__Set problem__
Quote the entries word for word. Omit the pictures.

:::

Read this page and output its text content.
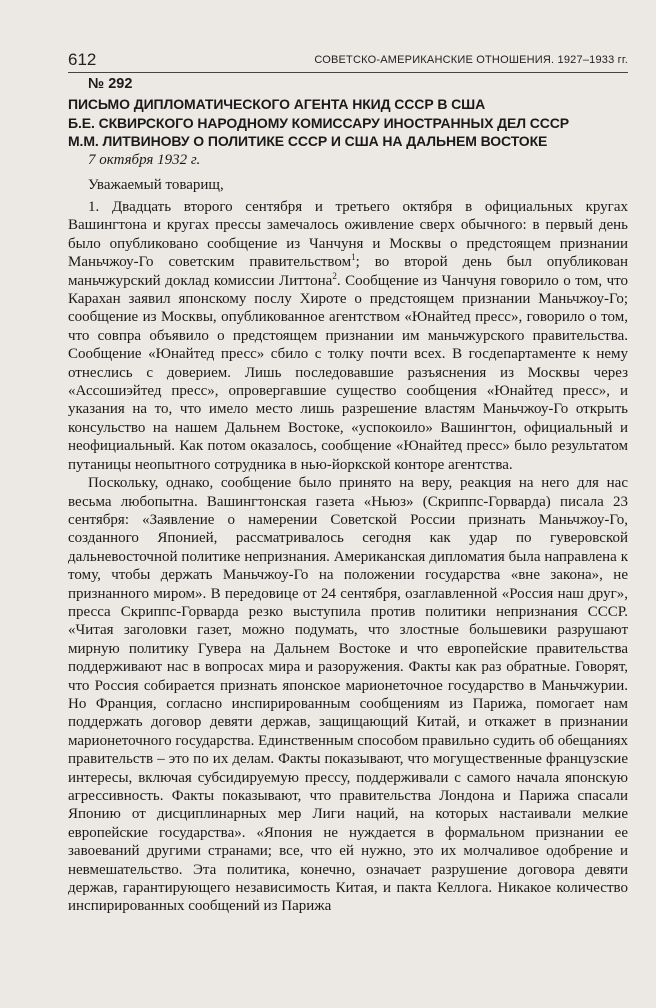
612	СОВЕТСКО-АМЕРИКАНСКИЕ ОТНОШЕНИЯ. 1927–1933 гг.
№ 292
ПИСЬМО ДИПЛОМАТИЧЕСКОГО АГЕНТА НКИД СССР В США
Б.Е. СКВИРСКОГО НАРОДНОМУ КОМИССАРУ ИНОСТРАННЫХ ДЕЛ СССР
М.М. ЛИТВИНОВУ О ПОЛИТИКЕ СССР И США НА ДАЛЬНЕМ ВОСТОКЕ
7 октября 1932 г.
Уважаемый товарищ,

1. Двадцать второго сентября и третьего октября в официальных кругах Вашингтона и кругах прессы замечалось оживление сверх обычного: в первый день было опубликовано сообщение из Чанчуня и Москвы о предстоящем признании Маньчжоу-Го советским правительством$^1$; во второй день был опубликован маньчжурский доклад комиссии Литтона$^2$. Сообщение из Чанчуня говорило о том, что Карахан заявил японскому послу Хироте о предстоящем признании Маньчжоу-Го; сообщение из Москвы, опубликованное агентством «Юнайтед пресс», говорило о том, что совпра объявило о предстоящем признании им маньчжурского правительства. Сообщение «Юнайтед пресс» сбило с толку почти всех. В госдепартаменте к нему отнеслись с доверием. Лишь последовавшие разъяснения из Москвы через «Ассошиэйтед пресс», опровергавшие существо сообщения «Юнайтед пресс», и указания на то, что имело место лишь разрешение властям Маньчжоу-Го открыть консульство на нашем Дальнем Востоке, «успокоило» Вашингтон, официальный и неофициальный. Как потом оказалось, сообщение «Юнайтед пресс» было результатом путаницы неопытного сотрудника в нью-йоркской конторе агентства.

Поскольку, однако, сообщение было принято на веру, реакция на него для нас весьма любопытна. Вашингтонская газета «Ньюз» (Скриппс-Горварда) писала 23 сентября: «Заявление о намерении Советской России признать Маньчжоу-Го, созданного Японией, рассматривалось сегодня как удар по гуверовской дальневосточной политике непризнания. Американская дипломатия была направлена к тому, чтобы держать Маньчжоу-Го на положении государства «вне закона», не признанного миром». В передовице от 24 сентября, озаглавленной «Россия наш друг», пресса Скриппс-Горварда резко выступила против политики непризнания СССР. «Читая заголовки газет, можно подумать, что злостные большевики разрушают мирную политику Гувера на Дальнем Востоке и что европейские правительства поддерживают нас в вопросах мира и разоружения. Факты как раз обратные. Говорят, что Россия собирается признать японское марионеточное государство в Маньчжурии. Но Франция, согласно инспирированным сообщениям из Парижа, помогает нам поддержать договор девяти держав, защищающий Китай, и откажет в признании марионеточного государства. Единственным способом правильно судить об обещаниях правительств – это по их делам. Факты показывают, что могущественные французские интересы, включая субсидируемую прессу, поддерживали с самого начала японскую агрессивность. Факты показывают, что правительства Лондона и Парижа спасали Японию от дисциплинарных мер Лиги наций, на которых настаивали мелкие европейские государства». «Япония не нуждается в формальном признании ее завоеваний другими странами; все, что ей нужно, это их молчаливое одобрение и невмешательство. Эта политика, конечно, означает разрушение договора девяти держав, гарантирующего независимость Китая, и пакта Келлога. Никакое количество инспирированных сообщений из Парижа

:::

__Response to this task__
Read this page and output its text content.
612	СОВЕТСКО-АМЕРИКАНСКИЕ ОТНОШЕНИЯ. 1927–1933 гг.
№ 292
ПИСЬМО ДИПЛОМАТИЧЕСКОГО АГЕНТА НКИД СССР В США
Б.Е. СКВИРСКОГО НАРОДНОМУ КОМИССАРУ ИНОСТРАННЫХ ДЕЛ СССР
М.М. ЛИТВИНОВУ О ПОЛИТИКЕ СССР И США НА ДАЛЬНЕМ ВОСТОКЕ
7 октября 1932 г.
Уважаемый товарищ,

1. Двадцать второго сентября и третьего октября в официальных кругах Вашингтона и кругах прессы замечалось оживление сверх обычного: в первый день было опубликовано сообщение из Чанчуня и Москвы о предстоящем признании Маньчжоу-Го советским правительством$^1$; во второй день был опубликован маньчжурский доклад комиссии Литтона$^2$. Сообщение из Чанчуня говорило о том, что Карахан заявил японскому послу Хироте о предстоящем признании Маньчжоу-Го; сообщение из Москвы, опубликованное агентством «Юнайтед пресс», говорило о том, что совпра объявило о предстоящем признании им маньчжурского правительства. Сообщение «Юнайтед пресс» сбило с толку почти всех. В госдепартаменте к нему отнеслись с доверием. Лишь последовавшие разъяснения из Москвы через «Ассошиэйтед пресс», опровергавшие существо сообщения «Юнайтед пресс», и указания на то, что имело место лишь разрешение властям Маньчжоу-Го открыть консульство на нашем Дальнем Востоке, «успокоило» Вашингтон, официальный и неофициальный. Как потом оказалось, сообщение «Юнайтед пресс» было результатом путаницы неопытного сотрудника в нью-йоркской конторе агентства.

Поскольку, однако, сообщение было принято на веру, реакция на него для нас весьма любопытна. Вашингтонская газета «Ньюз» (Скриппс-Горварда) писала 23 сентября: «Заявление о намерении Советской России признать Маньчжоу-Го, созданного Японией, рассматривалось сегодня как удар по гуверовской дальневосточной политике непризнания. Американская дипломатия была направлена к тому, чтобы держать Маньчжоу-Го на положении государства «вне закона», не признанного миром». В передовице от 24 сентября, озаглавленной «Россия наш друг», пресса Скриппс-Горварда резко выступила против политики непризнания СССР. «Читая заголовки газет, можно подумать, что злостные большевики разрушают мирную политику Гувера на Дальнем Востоке и что европейские правительства поддерживают нас в вопросах мира и разоружения. Факты как раз обратные. Говорят, что Россия собирается признать японское марионеточное государство в Маньчжурии. Но Франция, согласно инспирированным сообщениям из Парижа, помогает нам поддержать договор девяти держав, защищающий Китай, и откажет в признании марионеточного государства. Единственным способом правильно судить об обещаниях правительств – это по их делам. Факты показывают, что могущественные французские интересы, включая субсидируемую прессу, поддерживали с самого начала японскую агрессивность. Факты показывают, что правительства Лондона и Парижа спасали Японию от дисциплинарных мер Лиги наций, на которых настаивали мелкие европейские государства». «Япония не нуждается в формальном признании ее завоеваний другими странами; все, что ей нужно, это их молчаливое одобрение и невмешательство. Эта политика, конечно, означает разрушение договора девяти держав, гарантирующего независимость Китая, и пакта Келлога. Никакое количество инспирированных сообщений из Парижа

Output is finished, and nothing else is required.